■ **DESCRIPTION OF THE TASK**: Leave out the pictures and copy everything else in the entries exactly.

■ **INPUT FOR THIS TASK**:
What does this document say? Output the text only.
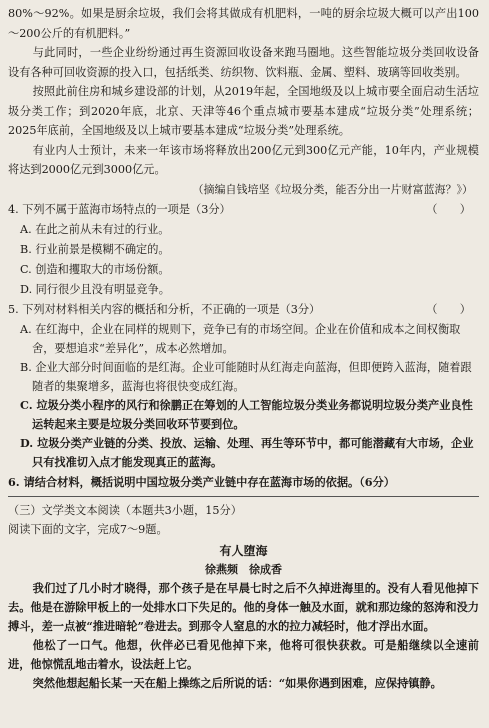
80%～92%。如果是厨余垃圾，我们会将其做成有机肥料，一吨的厨余垃圾大概可以产出100～200公斤的有机肥料。”

与此同时，一些企业纷纷通过再生资源回收设备来跑马圈地。这些智能垃圾分类回收设备设有各种可回收资源的投入口，包括纸类、纺织物、饮料瓶、金属、塑料、玻璃等回收类别。

按照此前住房和城乡建设部的计划，从2019年起，全国地级及以上城市要全面启动生活垃圾分类工作；到2020年底，北京、天津等46个重点城市要基本建成“垃圾分类”处理系统；2025年底前，全国地级及以上城市要基本建成“垃圾分类”处理系统。

有业内人士预计，未来一年该市场将释放出200亿元到300亿元产能，10年内，产业规模将达到2000亿元到3000亿元。

（摘编自钱培坚《垃圾分类，能否分出一片财富蓝海？》）

4. 下列不属于蓝海市场特点的一项是（3分）	（　　）

A. 在此之前从未有过的行业。

B. 行业前景是模糊不确定的。

C. 创造和攫取大的市场份额。

D. 同行很少且没有明显竞争。

5. 下列对材料相关内容的概括和分析，不正确的一项是（3分）	（　　）

A. 在红海中，企业在同样的规则下，竞争已有的市场空间。企业在价值和成本之间权衡取舍，要想追求“差异化”，成本必然增加。

B. 企业大部分时间面临的是红海。企业可能随时从红海走向蓝海，但即便跨入蓝海，随着跟随者的集聚增多，蓝海也将很快变成红海。

C. 垃圾分类小程序的风行和徐鹏正在筹划的人工智能垃圾分类业务都说明垃圾分类产业良性运转起来主要是垃圾分类回收环节要到位。

D. 垃圾分类产业链的分类、投放、运输、处理、再生等环节中，都可能潜藏有大市场，企业只有找准切入点才能发现真正的蓝海。

6. 请结合材料，概括说明中国垃圾分类产业链中存在蓝海市场的依据。（6分）

（三）文学类文本阅读（本题共3小题，15分）

阅读下面的文字，完成7～9题。

有人堕海

徐燕频　徐成香

我们过了几小时才晓得，那个孩子是在早晨七时之后不久掉进海里的。没有人看见他掉下去。他是在游除甲板上的一处排水口下失足的。他的身体一触及水面，就和那边缘的怒涛和没力搏斗，差一点被“推进暗轮”卷进去。到那令人窒息的水的拉力减轻时，他才浮出水面。

他松了一口气。他想，伙伴必已看见他掉下来，他将可很快获救。可是船继续以全速前进，他惊慌乱地击着水，设法赶上它。

突然他想起船长某一天在船上操练之后所说的话：“如果你遇到困难，应保持镇静。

■ **SOLUTION BELOW**:
What does this document say? Output the text only.
80%～92%。如果是厨余垃圾，我们会将其做成有机肥料，一吨的厨余垃圾大概可以产出100～200公斤的有机肥料。”

与此同时，一些企业纷纷通过再生资源回收设备来跑马圈地。这些智能垃圾分类回收设备设有各种可回收资源的投入口，包括纸类、纺织物、饮料瓶、金属、塑料、玻璃等回收类别。

按照此前住房和城乡建设部的计划，从2019年起，全国地级及以上城市要全面启动生活垃圾分类工作；到2020年底，北京、天津等46个重点城市要基本建成“垃圾分类”处理系统；2025年底前，全国地级及以上城市要基本建成“垃圾分类”处理系统。

有业内人士预计，未来一年该市场将释放出200亿元到300亿元产能，10年内，产业规模将达到2000亿元到3000亿元。

（摘编自钱培坚《垃圾分类，能否分出一片财富蓝海？》）

4. 下列不属于蓝海市场特点的一项是（3分）	（　　）

A. 在此之前从未有过的行业。

B. 行业前景是模糊不确定的。

C. 创造和攫取大的市场份额。

D. 同行很少且没有明显竞争。

5. 下列对材料相关内容的概括和分析，不正确的一项是（3分）	（　　）

A. 在红海中，企业在同样的规则下，竞争已有的市场空间。企业在价值和成本之间权衡取舍，要想追求“差异化”，成本必然增加。

B. 企业大部分时间面临的是红海。企业可能随时从红海走向蓝海，但即便跨入蓝海，随着跟随者的集聚增多，蓝海也将很快变成红海。

C. 垃圾分类小程序的风行和徐鹏正在筹划的人工智能垃圾分类业务都说明垃圾分类产业良性运转起来主要是垃圾分类回收环节要到位。

D. 垃圾分类产业链的分类、投放、运输、处理、再生等环节中，都可能潜藏有大市场，企业只有找准切入点才能发现真正的蓝海。

6. 请结合材料，概括说明中国垃圾分类产业链中存在蓝海市场的依据。（6分）

（三）文学类文本阅读（本题共3小题，15分）

阅读下面的文字，完成7～9题。

有人堕海

徐燕频　徐成香

我们过了几小时才晓得，那个孩子是在早晨七时之后不久掉进海里的。没有人看见他掉下去。他是在游除甲板上的一处排水口下失足的。他的身体一触及水面，就和那边缘的怒涛和没力搏斗，差一点被“推进暗轮”卷进去。到那令人窒息的水的拉力减轻时，他才浮出水面。

他松了一口气。他想，伙伴必已看见他掉下来，他将可很快获救。可是船继续以全速前进，他惊慌乱地击着水，设法赶上它。

突然他想起船长某一天在船上操练之后所说的话：“如果你遇到困难，应保持镇静。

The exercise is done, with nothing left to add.